[start Task data]
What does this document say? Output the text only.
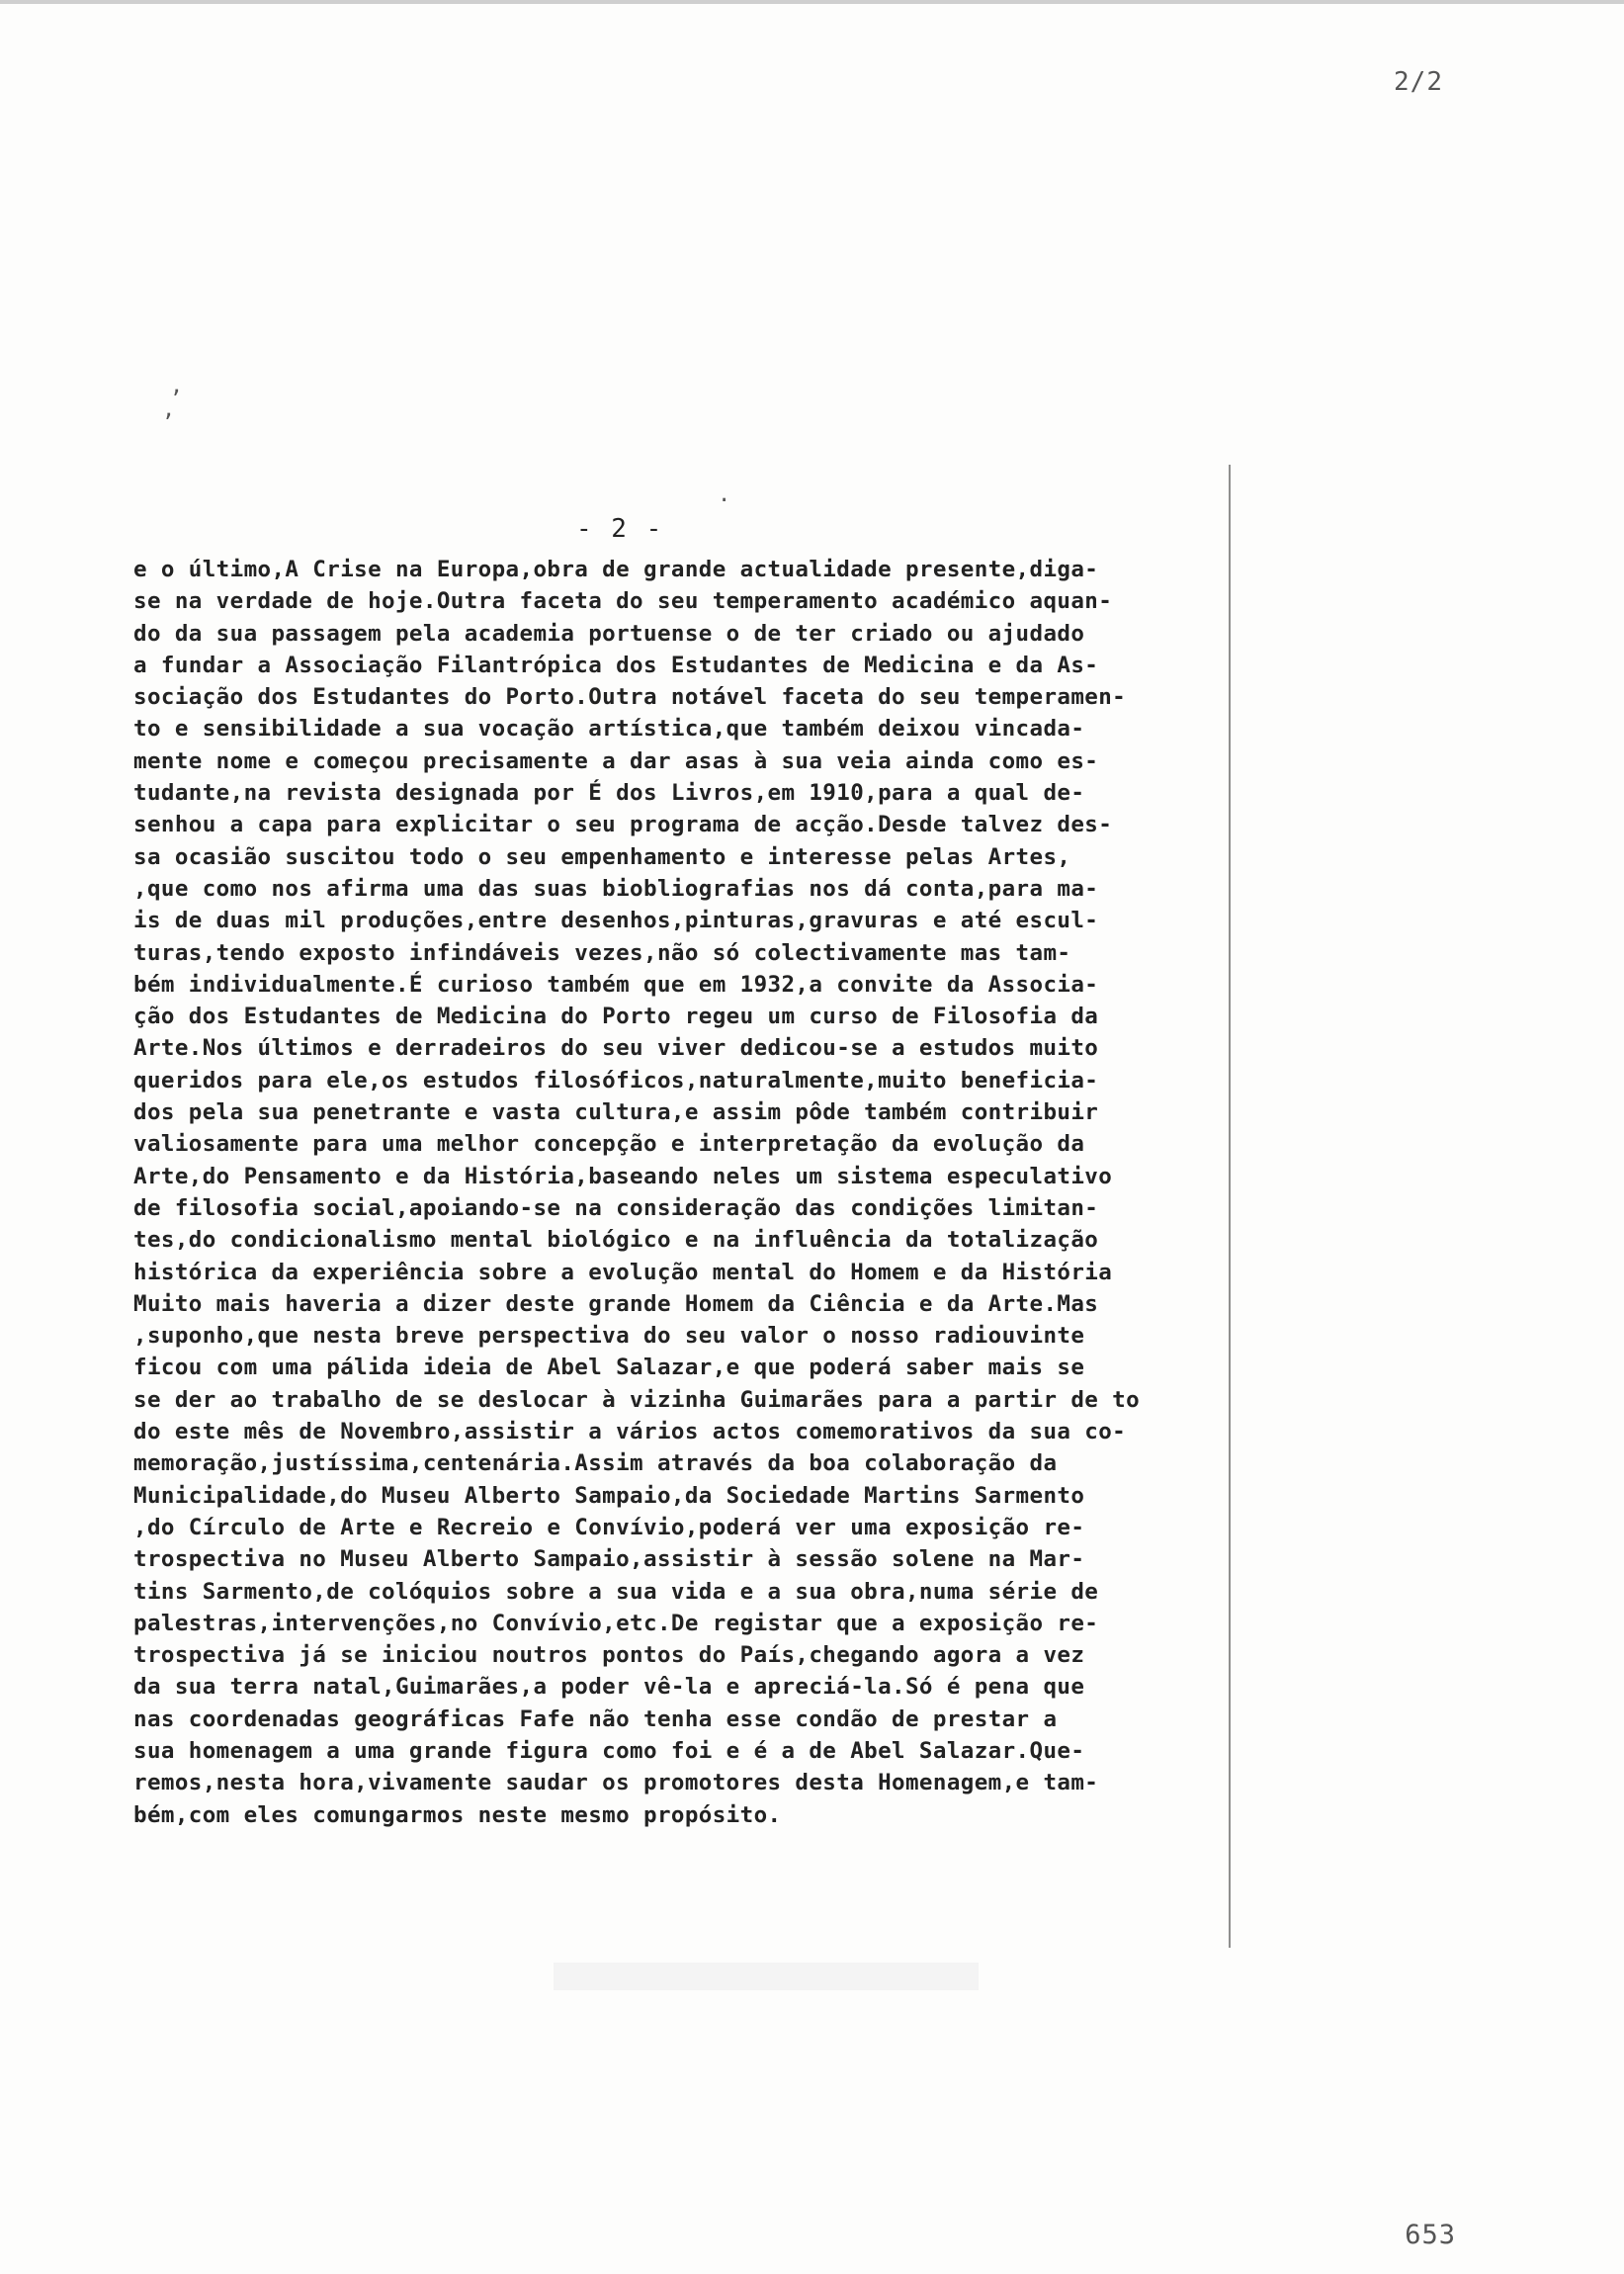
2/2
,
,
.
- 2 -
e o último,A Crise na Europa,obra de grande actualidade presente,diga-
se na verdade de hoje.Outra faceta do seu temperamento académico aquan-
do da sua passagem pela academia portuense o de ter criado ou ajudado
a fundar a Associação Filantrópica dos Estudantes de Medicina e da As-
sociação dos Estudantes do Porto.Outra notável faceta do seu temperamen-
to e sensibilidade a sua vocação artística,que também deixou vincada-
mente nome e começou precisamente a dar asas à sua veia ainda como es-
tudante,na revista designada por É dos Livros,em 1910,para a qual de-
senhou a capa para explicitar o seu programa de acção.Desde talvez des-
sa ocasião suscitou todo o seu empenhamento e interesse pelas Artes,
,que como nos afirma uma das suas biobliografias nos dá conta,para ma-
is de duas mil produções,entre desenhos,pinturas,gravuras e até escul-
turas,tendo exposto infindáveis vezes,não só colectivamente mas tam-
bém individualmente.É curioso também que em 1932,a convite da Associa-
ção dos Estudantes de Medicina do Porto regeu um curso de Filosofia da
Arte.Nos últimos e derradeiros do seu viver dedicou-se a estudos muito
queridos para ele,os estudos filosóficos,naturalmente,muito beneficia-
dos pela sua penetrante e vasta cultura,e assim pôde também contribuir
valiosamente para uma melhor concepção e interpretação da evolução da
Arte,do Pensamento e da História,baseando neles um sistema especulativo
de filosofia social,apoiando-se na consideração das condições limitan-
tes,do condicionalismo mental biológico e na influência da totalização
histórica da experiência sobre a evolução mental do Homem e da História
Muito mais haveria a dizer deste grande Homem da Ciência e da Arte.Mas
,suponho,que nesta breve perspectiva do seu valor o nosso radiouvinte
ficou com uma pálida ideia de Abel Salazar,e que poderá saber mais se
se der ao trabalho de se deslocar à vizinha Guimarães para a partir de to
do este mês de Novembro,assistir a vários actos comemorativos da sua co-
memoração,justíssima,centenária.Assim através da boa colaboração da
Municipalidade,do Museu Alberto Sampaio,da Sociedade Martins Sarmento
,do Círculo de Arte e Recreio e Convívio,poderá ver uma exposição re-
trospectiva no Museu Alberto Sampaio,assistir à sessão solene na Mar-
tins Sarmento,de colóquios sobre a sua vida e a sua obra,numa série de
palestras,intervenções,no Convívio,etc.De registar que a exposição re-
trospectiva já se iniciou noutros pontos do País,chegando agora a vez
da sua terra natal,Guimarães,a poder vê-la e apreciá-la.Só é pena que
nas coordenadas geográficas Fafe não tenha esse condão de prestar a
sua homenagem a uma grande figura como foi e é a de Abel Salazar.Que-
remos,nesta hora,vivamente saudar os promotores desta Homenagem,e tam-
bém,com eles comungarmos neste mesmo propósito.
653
[end Task data]
- Aim -
Give the number of lines where the string "nesta" occurs, without any further text.

- Solution for this task -
2